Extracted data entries
.....
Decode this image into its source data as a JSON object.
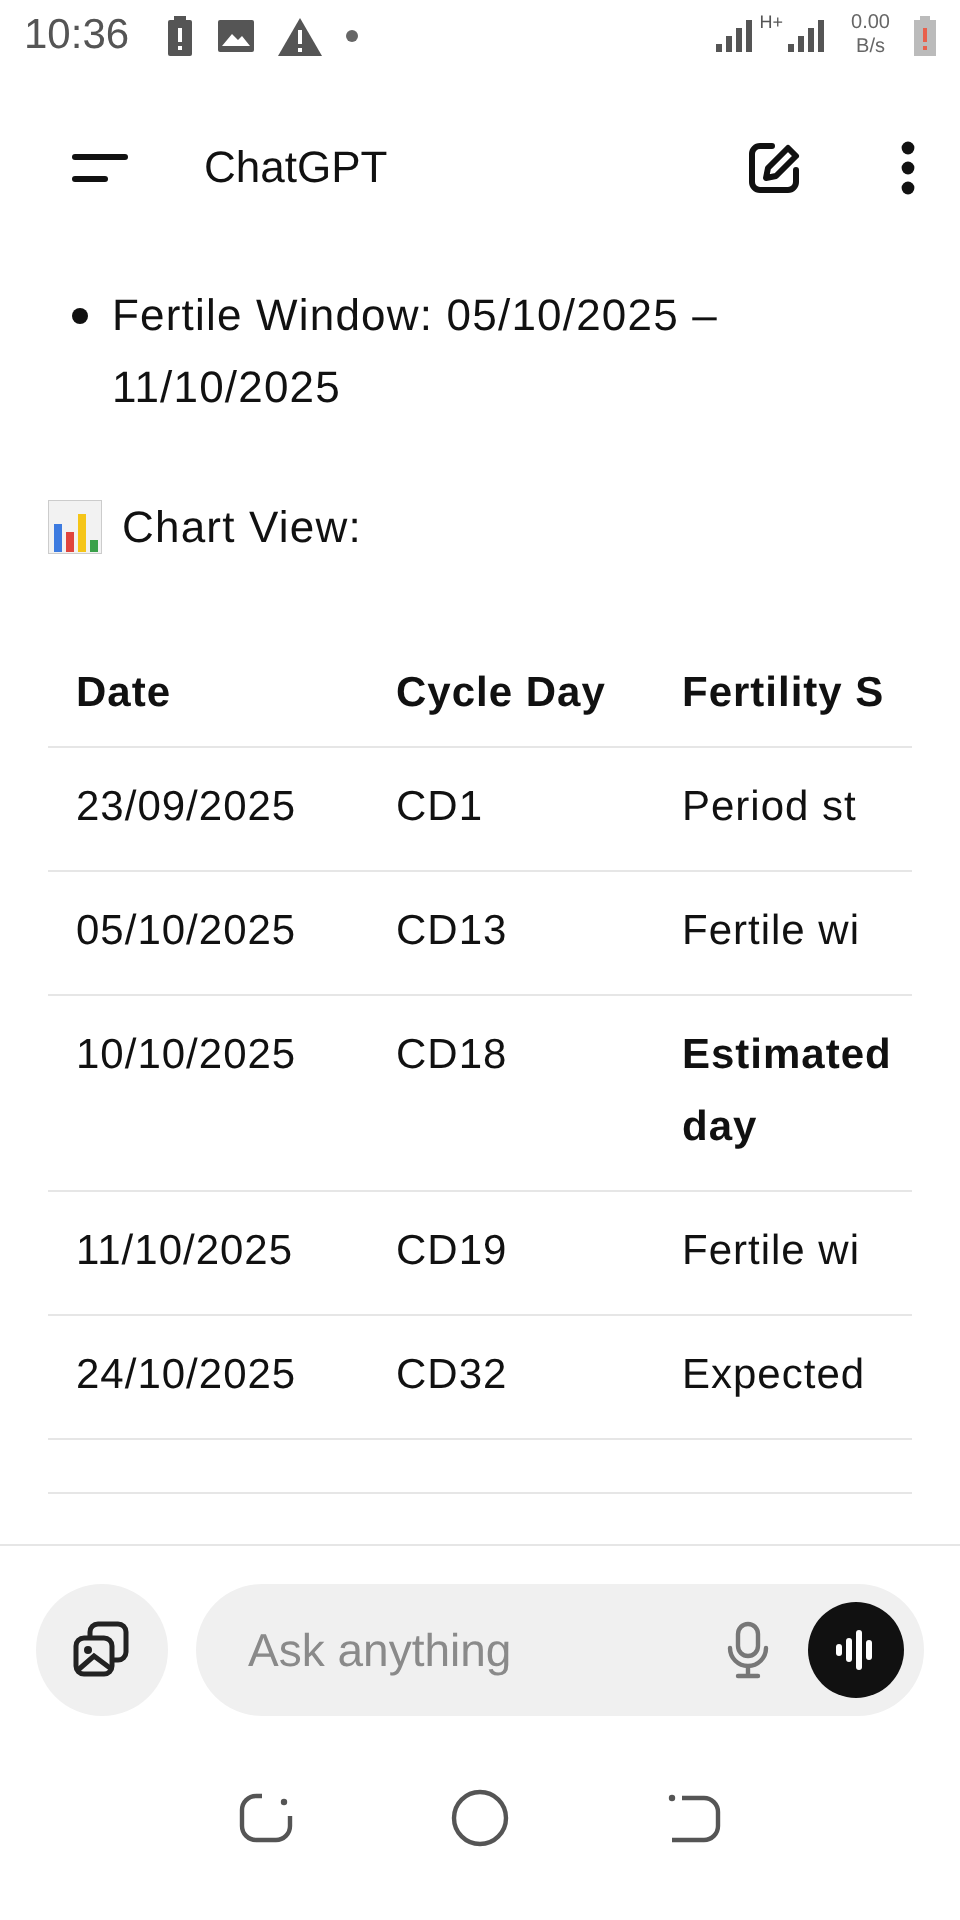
{
  "status_bar": {
    "time": "10:36",
    "network_type": "H+",
    "speed_value": "0.00",
    "speed_unit": "B/s"
  },
  "header": {
    "title": "ChatGPT"
  },
  "message": {
    "bullets": [
      "Fertile Window: 05/10/2025 – 11/10/2025"
    ],
    "chart_heading": "Chart View:"
  },
  "table": {
    "columns": [
      "Date",
      "Cycle Day",
      "Fertility S"
    ],
    "rows": [
      {
        "cells": [
          "23/09/2025",
          "CD1",
          "Period st"
        ],
        "bold_last": false
      },
      {
        "cells": [
          "05/10/2025",
          "CD13",
          "Fertile wi"
        ],
        "bold_last": false
      },
      {
        "cells": [
          "10/10/2025",
          "CD18",
          "Estimated day"
        ],
        "bold_last": true
      },
      {
        "cells": [
          "11/10/2025",
          "CD19",
          "Fertile wi"
        ],
        "bold_last": false
      },
      {
        "cells": [
          "24/10/2025",
          "CD32",
          "Expected"
        ],
        "bold_last": false
      }
    ]
  },
  "composer": {
    "placeholder": "Ask anything"
  }
}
.....
■ Task statement ■
Quote every entry exactly, with the pictures omitted.

■ Written answer ■
Decode this image into its source data as a JSON object.
{
  "status_bar": {
    "time": "10:36",
    "network_type": "H+",
    "speed_value": "0.00",
    "speed_unit": "B/s"
  },
  "header": {
    "title": "ChatGPT"
  },
  "message": {
    "bullets": [
      "Fertile Window: 05/10/2025 – 11/10/2025"
    ],
    "chart_heading": "Chart View:"
  },
  "table": {
    "columns": [
      "Date",
      "Cycle Day",
      "Fertility S"
    ],
    "rows": [
      {
        "cells": [
          "23/09/2025",
          "CD1",
          "Period st"
        ],
        "bold_last": false
      },
      {
        "cells": [
          "05/10/2025",
          "CD13",
          "Fertile wi"
        ],
        "bold_last": false
      },
      {
        "cells": [
          "10/10/2025",
          "CD18",
          "Estimated day"
        ],
        "bold_last": true
      },
      {
        "cells": [
          "11/10/2025",
          "CD19",
          "Fertile wi"
        ],
        "bold_last": false
      },
      {
        "cells": [
          "24/10/2025",
          "CD32",
          "Expected"
        ],
        "bold_last": false
      }
    ]
  },
  "composer": {
    "placeholder": "Ask anything"
  }
}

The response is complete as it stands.